Prompt:
Find and copy every line in the records that includes the string "Myeloid".
________
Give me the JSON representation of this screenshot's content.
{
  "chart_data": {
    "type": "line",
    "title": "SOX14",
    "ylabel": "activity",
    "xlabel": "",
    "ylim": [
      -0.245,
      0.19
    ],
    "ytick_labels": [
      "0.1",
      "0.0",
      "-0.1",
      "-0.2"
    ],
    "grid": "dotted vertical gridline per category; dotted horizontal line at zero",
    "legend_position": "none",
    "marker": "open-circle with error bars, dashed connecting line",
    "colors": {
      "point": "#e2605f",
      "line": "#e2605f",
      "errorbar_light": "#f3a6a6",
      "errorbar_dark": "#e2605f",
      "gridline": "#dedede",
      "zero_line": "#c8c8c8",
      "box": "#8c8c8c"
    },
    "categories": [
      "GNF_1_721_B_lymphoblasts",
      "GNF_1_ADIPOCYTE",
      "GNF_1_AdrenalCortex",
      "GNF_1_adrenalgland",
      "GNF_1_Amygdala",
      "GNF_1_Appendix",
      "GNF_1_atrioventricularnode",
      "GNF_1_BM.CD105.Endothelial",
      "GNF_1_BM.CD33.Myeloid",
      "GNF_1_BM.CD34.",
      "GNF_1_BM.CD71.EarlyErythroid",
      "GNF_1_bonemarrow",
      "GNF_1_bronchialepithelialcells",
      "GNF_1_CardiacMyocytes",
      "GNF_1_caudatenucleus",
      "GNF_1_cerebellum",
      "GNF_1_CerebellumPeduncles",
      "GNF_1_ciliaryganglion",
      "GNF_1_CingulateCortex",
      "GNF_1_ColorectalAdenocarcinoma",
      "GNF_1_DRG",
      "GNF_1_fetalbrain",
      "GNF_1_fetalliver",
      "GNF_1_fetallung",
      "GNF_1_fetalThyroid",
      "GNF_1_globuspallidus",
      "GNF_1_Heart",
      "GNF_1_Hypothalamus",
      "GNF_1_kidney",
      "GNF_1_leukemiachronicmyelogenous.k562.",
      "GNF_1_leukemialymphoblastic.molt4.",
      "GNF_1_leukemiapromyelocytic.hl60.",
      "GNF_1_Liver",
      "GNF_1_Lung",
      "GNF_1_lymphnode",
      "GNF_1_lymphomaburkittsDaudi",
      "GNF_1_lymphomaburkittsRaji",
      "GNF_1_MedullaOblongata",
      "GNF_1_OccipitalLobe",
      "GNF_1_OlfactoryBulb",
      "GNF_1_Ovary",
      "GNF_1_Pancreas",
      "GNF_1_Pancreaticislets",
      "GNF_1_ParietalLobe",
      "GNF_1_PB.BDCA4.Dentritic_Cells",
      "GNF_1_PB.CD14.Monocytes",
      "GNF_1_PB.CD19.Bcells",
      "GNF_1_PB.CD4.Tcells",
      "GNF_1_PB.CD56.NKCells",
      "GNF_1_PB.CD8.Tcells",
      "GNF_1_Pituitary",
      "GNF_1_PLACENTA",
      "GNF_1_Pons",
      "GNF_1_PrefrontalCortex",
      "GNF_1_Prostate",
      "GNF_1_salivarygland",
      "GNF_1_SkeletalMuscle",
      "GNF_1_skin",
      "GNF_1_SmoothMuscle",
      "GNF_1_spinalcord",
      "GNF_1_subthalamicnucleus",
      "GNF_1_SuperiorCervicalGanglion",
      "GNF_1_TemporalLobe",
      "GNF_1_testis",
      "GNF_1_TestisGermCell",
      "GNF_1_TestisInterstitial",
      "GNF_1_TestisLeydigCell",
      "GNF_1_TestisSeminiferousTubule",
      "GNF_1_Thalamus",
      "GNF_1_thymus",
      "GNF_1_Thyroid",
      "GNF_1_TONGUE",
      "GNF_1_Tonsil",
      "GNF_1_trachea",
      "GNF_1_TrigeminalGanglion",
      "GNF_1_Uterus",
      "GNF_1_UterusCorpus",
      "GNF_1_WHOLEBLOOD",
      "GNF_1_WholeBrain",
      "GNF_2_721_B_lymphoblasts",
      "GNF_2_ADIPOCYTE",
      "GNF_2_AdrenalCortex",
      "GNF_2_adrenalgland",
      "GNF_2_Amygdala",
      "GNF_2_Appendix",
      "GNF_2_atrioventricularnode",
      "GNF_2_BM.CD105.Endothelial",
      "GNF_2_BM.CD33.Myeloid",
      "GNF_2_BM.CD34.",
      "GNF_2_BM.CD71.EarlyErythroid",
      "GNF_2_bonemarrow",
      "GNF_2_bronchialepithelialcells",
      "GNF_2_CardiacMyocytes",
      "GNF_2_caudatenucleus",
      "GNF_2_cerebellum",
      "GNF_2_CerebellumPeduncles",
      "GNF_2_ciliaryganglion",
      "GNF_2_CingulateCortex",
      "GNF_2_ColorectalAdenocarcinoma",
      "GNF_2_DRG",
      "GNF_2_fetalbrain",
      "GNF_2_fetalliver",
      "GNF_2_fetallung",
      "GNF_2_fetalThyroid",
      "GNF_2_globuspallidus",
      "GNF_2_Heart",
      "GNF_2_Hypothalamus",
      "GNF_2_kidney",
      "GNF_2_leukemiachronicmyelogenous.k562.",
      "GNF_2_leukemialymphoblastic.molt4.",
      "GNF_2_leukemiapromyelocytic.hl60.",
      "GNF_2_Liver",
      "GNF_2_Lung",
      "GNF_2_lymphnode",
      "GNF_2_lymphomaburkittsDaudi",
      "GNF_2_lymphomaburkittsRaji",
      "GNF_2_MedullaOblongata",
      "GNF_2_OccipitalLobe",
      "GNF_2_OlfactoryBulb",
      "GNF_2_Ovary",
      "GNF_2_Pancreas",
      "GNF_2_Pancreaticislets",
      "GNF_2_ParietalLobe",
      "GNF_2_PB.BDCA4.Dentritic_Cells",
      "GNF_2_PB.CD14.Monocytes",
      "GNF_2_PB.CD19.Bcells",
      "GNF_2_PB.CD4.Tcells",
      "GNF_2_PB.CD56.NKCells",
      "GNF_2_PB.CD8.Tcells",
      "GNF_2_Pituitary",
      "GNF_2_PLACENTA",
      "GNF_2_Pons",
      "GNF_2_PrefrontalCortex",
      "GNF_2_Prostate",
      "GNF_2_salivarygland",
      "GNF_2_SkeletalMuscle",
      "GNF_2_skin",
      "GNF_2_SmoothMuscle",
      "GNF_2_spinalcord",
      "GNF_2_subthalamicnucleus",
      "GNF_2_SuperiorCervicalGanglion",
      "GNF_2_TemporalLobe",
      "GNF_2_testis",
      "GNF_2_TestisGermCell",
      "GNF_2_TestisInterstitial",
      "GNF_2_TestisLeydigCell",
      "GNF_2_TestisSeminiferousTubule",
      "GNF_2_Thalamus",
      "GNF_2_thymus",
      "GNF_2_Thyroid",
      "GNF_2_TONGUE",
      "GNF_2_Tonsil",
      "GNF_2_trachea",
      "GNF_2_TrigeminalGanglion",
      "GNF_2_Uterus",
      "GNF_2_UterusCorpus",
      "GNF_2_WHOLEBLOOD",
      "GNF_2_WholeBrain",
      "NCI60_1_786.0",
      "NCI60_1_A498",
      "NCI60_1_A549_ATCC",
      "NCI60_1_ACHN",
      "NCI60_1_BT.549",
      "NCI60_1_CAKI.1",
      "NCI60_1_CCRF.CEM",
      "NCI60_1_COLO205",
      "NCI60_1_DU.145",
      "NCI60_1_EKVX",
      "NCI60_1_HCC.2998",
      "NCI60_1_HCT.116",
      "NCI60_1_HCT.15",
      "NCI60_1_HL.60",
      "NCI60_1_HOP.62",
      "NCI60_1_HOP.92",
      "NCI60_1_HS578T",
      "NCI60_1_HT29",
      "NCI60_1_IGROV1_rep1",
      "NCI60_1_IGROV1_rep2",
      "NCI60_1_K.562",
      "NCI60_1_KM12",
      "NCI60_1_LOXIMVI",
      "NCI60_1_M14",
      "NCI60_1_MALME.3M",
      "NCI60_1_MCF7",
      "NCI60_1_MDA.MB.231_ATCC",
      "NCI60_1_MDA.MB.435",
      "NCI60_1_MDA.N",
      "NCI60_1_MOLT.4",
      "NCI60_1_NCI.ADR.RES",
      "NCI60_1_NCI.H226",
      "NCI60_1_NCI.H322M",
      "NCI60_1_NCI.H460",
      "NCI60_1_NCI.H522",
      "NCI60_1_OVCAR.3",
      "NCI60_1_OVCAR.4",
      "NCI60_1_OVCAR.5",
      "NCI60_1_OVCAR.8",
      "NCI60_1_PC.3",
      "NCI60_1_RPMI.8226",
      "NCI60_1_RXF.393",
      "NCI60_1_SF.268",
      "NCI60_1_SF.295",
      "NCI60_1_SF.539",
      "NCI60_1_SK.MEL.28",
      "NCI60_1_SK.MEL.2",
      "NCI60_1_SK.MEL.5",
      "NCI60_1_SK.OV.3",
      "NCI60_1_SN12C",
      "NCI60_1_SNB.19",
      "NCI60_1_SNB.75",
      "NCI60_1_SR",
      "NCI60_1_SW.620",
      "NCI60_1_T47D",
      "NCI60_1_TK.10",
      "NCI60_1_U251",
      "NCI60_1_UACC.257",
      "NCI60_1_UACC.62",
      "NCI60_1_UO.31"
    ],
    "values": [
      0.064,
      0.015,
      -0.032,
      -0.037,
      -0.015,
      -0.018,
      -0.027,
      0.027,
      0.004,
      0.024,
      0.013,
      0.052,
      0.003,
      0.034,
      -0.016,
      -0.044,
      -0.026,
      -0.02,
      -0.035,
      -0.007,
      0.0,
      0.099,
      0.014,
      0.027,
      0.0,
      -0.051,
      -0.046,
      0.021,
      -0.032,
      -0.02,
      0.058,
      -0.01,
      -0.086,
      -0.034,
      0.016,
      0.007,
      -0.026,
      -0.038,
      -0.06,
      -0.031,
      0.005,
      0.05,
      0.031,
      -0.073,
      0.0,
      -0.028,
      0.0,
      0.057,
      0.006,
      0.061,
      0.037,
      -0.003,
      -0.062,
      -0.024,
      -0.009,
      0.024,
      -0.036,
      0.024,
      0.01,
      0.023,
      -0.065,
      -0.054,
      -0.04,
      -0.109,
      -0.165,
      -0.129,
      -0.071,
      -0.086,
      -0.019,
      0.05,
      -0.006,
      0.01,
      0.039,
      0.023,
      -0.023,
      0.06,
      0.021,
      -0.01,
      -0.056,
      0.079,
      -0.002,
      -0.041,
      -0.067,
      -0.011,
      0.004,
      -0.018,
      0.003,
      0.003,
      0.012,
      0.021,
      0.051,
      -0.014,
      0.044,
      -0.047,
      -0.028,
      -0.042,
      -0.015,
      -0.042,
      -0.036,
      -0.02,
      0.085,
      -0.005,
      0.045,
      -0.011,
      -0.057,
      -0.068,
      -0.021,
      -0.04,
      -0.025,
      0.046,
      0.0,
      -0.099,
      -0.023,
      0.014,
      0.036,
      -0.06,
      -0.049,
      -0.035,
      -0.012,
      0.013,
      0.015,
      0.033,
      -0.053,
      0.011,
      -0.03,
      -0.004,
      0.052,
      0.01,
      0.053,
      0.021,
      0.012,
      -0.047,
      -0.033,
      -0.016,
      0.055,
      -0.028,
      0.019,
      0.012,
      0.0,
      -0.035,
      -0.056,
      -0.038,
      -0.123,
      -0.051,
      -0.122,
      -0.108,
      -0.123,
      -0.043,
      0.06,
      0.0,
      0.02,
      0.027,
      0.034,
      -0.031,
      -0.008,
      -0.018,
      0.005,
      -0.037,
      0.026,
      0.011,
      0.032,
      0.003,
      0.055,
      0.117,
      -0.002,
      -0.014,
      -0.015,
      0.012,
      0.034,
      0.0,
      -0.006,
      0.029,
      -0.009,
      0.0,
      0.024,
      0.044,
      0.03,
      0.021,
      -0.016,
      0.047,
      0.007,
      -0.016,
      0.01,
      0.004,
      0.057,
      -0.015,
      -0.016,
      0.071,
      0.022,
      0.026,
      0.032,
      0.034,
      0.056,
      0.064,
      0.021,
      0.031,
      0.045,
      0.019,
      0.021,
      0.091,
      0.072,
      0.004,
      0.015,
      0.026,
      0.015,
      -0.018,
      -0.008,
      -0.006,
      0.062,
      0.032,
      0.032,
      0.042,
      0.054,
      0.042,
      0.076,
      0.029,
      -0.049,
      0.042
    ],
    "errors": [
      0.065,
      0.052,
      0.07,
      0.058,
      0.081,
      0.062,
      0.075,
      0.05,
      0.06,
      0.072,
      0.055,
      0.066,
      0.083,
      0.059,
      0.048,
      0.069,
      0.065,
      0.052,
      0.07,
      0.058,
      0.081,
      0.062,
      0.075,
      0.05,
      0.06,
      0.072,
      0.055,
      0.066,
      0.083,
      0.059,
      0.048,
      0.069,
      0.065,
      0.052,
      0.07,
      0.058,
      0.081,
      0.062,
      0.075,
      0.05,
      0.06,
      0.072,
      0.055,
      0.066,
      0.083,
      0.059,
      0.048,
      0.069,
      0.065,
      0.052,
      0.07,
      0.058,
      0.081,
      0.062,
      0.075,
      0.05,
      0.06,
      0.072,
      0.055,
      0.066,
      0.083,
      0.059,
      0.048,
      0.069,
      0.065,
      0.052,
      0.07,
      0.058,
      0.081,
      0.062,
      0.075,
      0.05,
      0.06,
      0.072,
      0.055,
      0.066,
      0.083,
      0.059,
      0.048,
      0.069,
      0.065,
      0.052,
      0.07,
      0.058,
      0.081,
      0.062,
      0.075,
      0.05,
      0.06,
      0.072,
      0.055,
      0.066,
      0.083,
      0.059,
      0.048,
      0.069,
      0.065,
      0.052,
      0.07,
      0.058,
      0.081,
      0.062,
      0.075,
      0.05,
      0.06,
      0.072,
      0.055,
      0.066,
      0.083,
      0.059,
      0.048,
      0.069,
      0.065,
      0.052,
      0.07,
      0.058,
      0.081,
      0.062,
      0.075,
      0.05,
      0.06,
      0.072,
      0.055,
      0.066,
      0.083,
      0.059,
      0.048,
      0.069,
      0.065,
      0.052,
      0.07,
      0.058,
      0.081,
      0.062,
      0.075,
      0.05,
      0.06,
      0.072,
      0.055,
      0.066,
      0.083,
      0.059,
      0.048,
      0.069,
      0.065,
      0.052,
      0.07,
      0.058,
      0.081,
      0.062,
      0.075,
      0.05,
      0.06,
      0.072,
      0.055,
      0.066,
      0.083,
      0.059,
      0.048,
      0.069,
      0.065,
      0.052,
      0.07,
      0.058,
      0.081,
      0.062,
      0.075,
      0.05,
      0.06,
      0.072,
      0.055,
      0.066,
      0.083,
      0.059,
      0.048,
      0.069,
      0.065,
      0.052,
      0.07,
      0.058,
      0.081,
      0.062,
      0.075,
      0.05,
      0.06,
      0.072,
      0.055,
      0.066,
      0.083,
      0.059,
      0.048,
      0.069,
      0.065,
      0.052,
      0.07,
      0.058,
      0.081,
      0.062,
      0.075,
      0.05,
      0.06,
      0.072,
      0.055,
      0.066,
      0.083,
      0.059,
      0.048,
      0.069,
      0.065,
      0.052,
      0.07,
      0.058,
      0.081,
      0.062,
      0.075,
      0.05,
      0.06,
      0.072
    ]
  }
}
________
Correct result:
      "GNF_1_BM.CD33.Myeloid",
      "GNF_2_BM.CD33.Myeloid",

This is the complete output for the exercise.